Your goal
Count how many lines contain the word "parameters". Respond with the number alone.

Data for the task
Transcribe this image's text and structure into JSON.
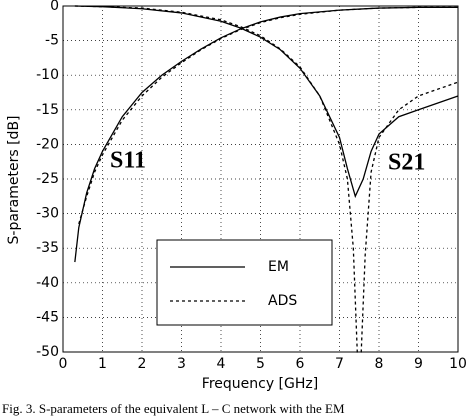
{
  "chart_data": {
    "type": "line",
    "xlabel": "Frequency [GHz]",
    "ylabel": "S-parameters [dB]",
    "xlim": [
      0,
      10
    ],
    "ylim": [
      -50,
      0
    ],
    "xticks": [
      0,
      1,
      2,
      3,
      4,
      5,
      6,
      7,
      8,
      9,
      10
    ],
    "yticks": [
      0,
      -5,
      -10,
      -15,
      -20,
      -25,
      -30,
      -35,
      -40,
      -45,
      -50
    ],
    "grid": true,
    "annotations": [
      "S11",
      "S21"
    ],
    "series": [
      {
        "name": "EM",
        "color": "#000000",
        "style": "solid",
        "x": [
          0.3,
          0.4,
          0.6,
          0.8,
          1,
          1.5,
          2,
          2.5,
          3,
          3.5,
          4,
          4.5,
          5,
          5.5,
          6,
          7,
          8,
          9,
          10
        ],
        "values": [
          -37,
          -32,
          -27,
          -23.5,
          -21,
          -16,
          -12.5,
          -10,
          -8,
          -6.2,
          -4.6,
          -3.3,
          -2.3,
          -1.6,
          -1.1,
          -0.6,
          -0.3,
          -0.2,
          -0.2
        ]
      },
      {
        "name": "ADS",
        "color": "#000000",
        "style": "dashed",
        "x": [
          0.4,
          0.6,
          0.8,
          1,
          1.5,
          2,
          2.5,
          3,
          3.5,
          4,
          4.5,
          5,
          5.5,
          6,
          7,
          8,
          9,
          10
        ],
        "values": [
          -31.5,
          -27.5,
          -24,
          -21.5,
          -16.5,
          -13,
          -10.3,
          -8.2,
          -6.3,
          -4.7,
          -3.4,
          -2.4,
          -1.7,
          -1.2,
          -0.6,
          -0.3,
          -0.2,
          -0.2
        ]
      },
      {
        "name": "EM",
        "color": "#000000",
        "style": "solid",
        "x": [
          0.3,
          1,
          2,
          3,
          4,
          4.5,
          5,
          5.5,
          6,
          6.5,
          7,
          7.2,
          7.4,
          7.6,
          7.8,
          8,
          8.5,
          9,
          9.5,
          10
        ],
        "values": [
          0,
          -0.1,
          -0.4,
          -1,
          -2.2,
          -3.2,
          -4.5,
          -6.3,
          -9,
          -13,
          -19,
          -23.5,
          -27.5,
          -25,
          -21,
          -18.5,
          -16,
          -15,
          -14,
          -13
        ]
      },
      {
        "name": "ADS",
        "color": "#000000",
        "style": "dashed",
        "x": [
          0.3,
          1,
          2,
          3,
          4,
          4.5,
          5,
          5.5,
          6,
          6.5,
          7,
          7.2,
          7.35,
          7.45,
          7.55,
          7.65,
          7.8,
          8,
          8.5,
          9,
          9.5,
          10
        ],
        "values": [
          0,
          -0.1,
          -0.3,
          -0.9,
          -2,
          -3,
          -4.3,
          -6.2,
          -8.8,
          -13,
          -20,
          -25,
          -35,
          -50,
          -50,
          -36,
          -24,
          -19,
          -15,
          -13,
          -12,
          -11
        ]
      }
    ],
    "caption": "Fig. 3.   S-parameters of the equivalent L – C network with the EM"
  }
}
* * *
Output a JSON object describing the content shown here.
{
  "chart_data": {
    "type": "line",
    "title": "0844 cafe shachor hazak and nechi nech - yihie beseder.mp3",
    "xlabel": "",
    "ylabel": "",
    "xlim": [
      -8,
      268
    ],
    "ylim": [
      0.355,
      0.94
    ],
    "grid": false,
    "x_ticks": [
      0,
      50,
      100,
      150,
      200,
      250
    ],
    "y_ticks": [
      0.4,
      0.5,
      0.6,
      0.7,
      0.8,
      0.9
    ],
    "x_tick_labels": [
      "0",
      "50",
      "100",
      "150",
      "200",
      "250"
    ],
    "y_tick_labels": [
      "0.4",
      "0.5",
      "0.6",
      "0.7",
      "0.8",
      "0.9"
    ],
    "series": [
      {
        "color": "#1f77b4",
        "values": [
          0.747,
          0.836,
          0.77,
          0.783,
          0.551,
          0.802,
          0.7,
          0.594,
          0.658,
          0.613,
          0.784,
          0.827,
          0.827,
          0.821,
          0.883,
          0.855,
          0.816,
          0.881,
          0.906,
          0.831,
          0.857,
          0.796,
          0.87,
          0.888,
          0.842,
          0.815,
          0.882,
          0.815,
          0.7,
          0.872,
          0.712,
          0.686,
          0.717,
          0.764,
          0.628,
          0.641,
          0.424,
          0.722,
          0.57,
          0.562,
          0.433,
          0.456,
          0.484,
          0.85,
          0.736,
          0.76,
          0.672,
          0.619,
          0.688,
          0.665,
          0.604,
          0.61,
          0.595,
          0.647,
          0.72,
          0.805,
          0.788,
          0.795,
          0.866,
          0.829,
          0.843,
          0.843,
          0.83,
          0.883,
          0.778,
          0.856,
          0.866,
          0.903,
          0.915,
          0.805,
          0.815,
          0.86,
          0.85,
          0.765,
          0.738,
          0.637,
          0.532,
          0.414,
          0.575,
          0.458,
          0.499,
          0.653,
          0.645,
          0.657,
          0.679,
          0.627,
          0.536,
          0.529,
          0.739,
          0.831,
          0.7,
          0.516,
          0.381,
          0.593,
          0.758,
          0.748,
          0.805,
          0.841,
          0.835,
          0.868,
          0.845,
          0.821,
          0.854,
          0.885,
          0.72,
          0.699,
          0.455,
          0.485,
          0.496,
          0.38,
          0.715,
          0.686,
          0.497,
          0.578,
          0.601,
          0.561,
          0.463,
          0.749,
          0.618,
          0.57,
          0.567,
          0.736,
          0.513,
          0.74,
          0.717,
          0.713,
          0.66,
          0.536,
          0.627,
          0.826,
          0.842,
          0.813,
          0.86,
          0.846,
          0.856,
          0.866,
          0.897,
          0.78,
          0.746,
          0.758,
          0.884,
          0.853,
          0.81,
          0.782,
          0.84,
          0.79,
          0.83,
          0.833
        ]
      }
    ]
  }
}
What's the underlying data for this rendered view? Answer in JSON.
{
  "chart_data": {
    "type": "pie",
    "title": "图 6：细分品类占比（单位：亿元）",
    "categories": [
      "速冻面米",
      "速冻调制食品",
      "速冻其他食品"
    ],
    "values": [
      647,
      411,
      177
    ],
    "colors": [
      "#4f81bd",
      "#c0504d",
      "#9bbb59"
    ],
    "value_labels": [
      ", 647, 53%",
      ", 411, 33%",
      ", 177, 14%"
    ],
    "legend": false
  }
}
---
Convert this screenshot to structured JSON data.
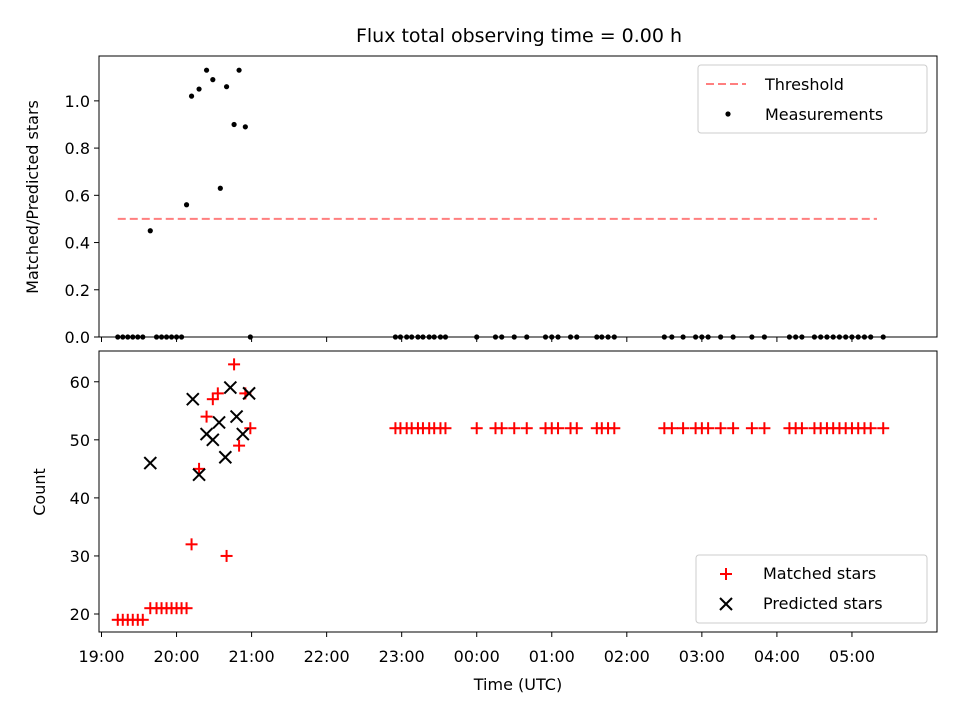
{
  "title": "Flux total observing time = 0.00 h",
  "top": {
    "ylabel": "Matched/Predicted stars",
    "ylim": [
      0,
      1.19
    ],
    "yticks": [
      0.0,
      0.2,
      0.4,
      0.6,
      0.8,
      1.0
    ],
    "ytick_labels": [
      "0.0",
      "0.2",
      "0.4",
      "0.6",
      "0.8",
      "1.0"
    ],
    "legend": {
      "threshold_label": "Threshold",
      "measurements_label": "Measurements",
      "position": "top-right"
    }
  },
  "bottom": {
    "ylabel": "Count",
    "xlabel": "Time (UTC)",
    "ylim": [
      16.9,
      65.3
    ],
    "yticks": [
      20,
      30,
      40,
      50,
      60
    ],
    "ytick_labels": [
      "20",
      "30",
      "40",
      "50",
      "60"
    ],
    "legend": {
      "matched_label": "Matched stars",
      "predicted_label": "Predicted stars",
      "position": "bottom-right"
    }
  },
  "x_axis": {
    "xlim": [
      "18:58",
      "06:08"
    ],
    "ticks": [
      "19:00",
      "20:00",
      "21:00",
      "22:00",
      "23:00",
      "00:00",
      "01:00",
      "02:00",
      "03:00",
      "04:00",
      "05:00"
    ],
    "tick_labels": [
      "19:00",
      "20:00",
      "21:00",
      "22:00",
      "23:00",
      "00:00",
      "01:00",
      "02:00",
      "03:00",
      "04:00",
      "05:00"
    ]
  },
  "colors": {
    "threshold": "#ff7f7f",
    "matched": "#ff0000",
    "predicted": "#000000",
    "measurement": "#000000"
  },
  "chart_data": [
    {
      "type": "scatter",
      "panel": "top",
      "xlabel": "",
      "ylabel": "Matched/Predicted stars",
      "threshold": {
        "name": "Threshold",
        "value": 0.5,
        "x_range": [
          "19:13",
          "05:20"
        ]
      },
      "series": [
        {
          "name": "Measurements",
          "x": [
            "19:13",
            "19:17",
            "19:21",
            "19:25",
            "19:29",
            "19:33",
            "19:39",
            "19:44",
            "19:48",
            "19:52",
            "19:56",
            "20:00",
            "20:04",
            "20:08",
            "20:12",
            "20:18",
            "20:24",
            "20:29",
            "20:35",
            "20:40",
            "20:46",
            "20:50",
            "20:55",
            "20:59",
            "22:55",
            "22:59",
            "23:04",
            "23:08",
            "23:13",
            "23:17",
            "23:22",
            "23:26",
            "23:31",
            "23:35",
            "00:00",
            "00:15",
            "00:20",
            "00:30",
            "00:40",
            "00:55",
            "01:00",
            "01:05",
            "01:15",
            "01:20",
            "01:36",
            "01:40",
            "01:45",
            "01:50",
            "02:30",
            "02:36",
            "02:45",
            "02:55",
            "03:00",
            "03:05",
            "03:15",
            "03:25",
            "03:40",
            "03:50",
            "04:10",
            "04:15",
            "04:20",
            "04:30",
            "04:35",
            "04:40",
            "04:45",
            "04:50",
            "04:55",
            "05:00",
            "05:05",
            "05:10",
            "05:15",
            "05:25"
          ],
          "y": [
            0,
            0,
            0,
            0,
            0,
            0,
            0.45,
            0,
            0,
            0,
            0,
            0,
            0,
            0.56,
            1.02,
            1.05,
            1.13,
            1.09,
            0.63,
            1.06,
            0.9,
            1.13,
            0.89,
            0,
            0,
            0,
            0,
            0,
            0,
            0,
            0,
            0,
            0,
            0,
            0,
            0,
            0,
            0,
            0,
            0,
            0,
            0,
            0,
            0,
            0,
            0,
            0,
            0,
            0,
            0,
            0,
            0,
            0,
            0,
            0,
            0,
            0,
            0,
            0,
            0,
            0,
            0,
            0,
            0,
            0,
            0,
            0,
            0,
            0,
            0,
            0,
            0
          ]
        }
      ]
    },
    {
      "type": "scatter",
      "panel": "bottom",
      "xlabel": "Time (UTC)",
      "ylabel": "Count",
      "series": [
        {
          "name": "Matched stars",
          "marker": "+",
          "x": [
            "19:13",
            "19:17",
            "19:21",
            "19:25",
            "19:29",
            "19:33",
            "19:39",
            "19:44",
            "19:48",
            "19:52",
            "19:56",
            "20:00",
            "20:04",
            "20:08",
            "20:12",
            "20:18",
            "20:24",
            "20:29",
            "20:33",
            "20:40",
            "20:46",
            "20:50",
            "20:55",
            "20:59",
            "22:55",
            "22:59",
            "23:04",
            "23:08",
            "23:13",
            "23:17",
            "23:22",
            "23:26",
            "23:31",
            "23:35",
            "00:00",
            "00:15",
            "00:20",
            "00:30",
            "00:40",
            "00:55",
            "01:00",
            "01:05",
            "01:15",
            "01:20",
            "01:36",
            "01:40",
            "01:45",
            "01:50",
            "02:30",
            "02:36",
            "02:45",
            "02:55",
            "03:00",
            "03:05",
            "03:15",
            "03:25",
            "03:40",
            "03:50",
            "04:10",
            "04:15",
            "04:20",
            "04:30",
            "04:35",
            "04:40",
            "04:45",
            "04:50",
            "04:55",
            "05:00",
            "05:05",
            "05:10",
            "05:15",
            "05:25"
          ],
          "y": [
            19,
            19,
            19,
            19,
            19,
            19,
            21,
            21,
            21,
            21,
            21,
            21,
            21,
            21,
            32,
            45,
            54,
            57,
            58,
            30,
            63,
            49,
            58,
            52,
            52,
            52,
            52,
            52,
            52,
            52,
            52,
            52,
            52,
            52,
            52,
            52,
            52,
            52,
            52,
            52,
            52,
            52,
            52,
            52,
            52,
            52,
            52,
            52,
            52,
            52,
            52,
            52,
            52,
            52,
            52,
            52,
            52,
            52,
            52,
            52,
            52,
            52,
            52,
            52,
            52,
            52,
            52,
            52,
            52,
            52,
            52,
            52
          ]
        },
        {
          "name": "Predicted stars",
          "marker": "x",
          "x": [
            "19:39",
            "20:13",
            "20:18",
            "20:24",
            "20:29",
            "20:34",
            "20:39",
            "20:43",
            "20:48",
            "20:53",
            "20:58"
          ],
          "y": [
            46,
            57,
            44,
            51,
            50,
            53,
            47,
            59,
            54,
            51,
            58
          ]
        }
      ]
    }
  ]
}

Correct result
2